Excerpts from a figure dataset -
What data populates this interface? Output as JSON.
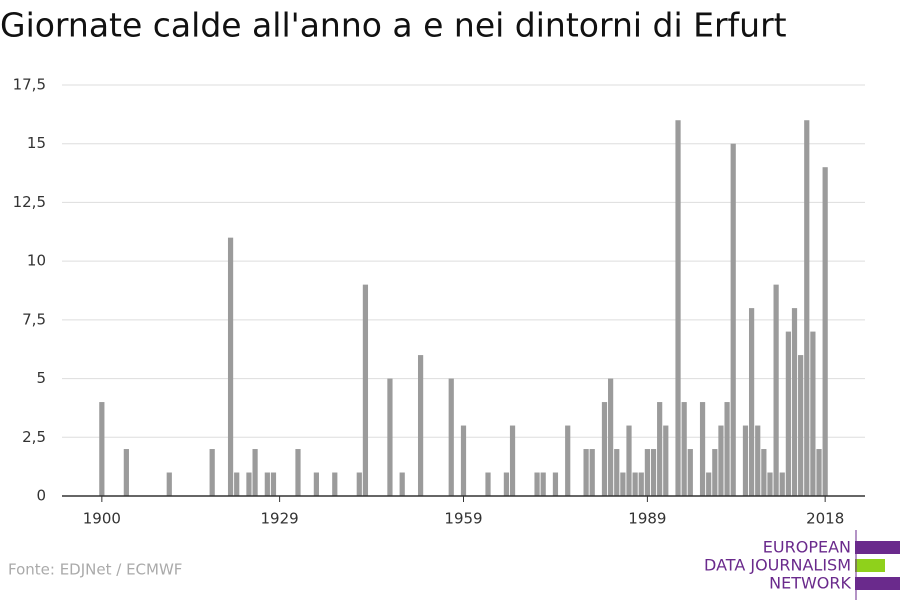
{
  "chart_data": {
    "type": "bar",
    "title": "Giornate calde all'anno a e nei dintorni di Erfurt",
    "source": "Fonte: EDJNet / ECMWF",
    "x": [
      1900,
      1904,
      1911,
      1918,
      1921,
      1922,
      1924,
      1925,
      1927,
      1928,
      1932,
      1935,
      1938,
      1942,
      1943,
      1947,
      1949,
      1952,
      1957,
      1959,
      1963,
      1966,
      1967,
      1971,
      1972,
      1974,
      1976,
      1979,
      1980,
      1982,
      1983,
      1984,
      1985,
      1986,
      1987,
      1988,
      1989,
      1990,
      1991,
      1992,
      1994,
      1995,
      1996,
      1998,
      1999,
      2000,
      2001,
      2002,
      2003,
      2005,
      2006,
      2007,
      2008,
      2009,
      2010,
      2011,
      2012,
      2013,
      2014,
      2015,
      2016,
      2017,
      2018
    ],
    "values": [
      4,
      2,
      1,
      2,
      11,
      1,
      1,
      2,
      1,
      1,
      2,
      1,
      1,
      1,
      9,
      5,
      1,
      6,
      5,
      3,
      1,
      1,
      3,
      1,
      1,
      1,
      3,
      2,
      2,
      4,
      5,
      2,
      1,
      3,
      1,
      1,
      2,
      2,
      4,
      3,
      16,
      4,
      2,
      4,
      1,
      2,
      3,
      4,
      15,
      3,
      8,
      3,
      2,
      1,
      9,
      1,
      7,
      8,
      6,
      16,
      7,
      2,
      14
    ],
    "color": "#9b9b9b",
    "xlim": [
      1893.5,
      2024.5
    ],
    "xticks": [
      1900,
      1929,
      1959,
      1989,
      2018
    ],
    "ylim": [
      0,
      17.5
    ],
    "yticks": [
      0,
      {
        "value": 2.5,
        "label": "2,5"
      },
      5,
      {
        "value": 7.5,
        "label": "7,5"
      },
      10,
      {
        "value": 12.5,
        "label": "12,5"
      },
      15,
      {
        "value": 17.5,
        "label": "17,5"
      }
    ],
    "grid": true
  },
  "logo": [
    "EUROPEAN",
    "DATA JOURNALISM",
    "NETWORK"
  ]
}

SET PROBLEM - From the records given above, reproduce all text exactly and exclude each picture.

EXERCISE ANSWER -
What data populates this interface? Output as JSON.
{
  "chart_data": {
    "type": "bar",
    "title": "Giornate calde all'anno a e nei dintorni di Erfurt",
    "source": "Fonte: EDJNet / ECMWF",
    "x": [
      1900,
      1904,
      1911,
      1918,
      1921,
      1922,
      1924,
      1925,
      1927,
      1928,
      1932,
      1935,
      1938,
      1942,
      1943,
      1947,
      1949,
      1952,
      1957,
      1959,
      1963,
      1966,
      1967,
      1971,
      1972,
      1974,
      1976,
      1979,
      1980,
      1982,
      1983,
      1984,
      1985,
      1986,
      1987,
      1988,
      1989,
      1990,
      1991,
      1992,
      1994,
      1995,
      1996,
      1998,
      1999,
      2000,
      2001,
      2002,
      2003,
      2005,
      2006,
      2007,
      2008,
      2009,
      2010,
      2011,
      2012,
      2013,
      2014,
      2015,
      2016,
      2017,
      2018
    ],
    "values": [
      4,
      2,
      1,
      2,
      11,
      1,
      1,
      2,
      1,
      1,
      2,
      1,
      1,
      1,
      9,
      5,
      1,
      6,
      5,
      3,
      1,
      1,
      3,
      1,
      1,
      1,
      3,
      2,
      2,
      4,
      5,
      2,
      1,
      3,
      1,
      1,
      2,
      2,
      4,
      3,
      16,
      4,
      2,
      4,
      1,
      2,
      3,
      4,
      15,
      3,
      8,
      3,
      2,
      1,
      9,
      1,
      7,
      8,
      6,
      16,
      7,
      2,
      14
    ],
    "color": "#9b9b9b",
    "xlim": [
      1893.5,
      2024.5
    ],
    "xticks": [
      1900,
      1929,
      1959,
      1989,
      2018
    ],
    "ylim": [
      0,
      17.5
    ],
    "yticks": [
      0,
      {
        "value": 2.5,
        "label": "2,5"
      },
      5,
      {
        "value": 7.5,
        "label": "7,5"
      },
      10,
      {
        "value": 12.5,
        "label": "12,5"
      },
      15,
      {
        "value": 17.5,
        "label": "17,5"
      }
    ],
    "grid": true
  },
  "logo": [
    "EUROPEAN",
    "DATA JOURNALISM",
    "NETWORK"
  ]
}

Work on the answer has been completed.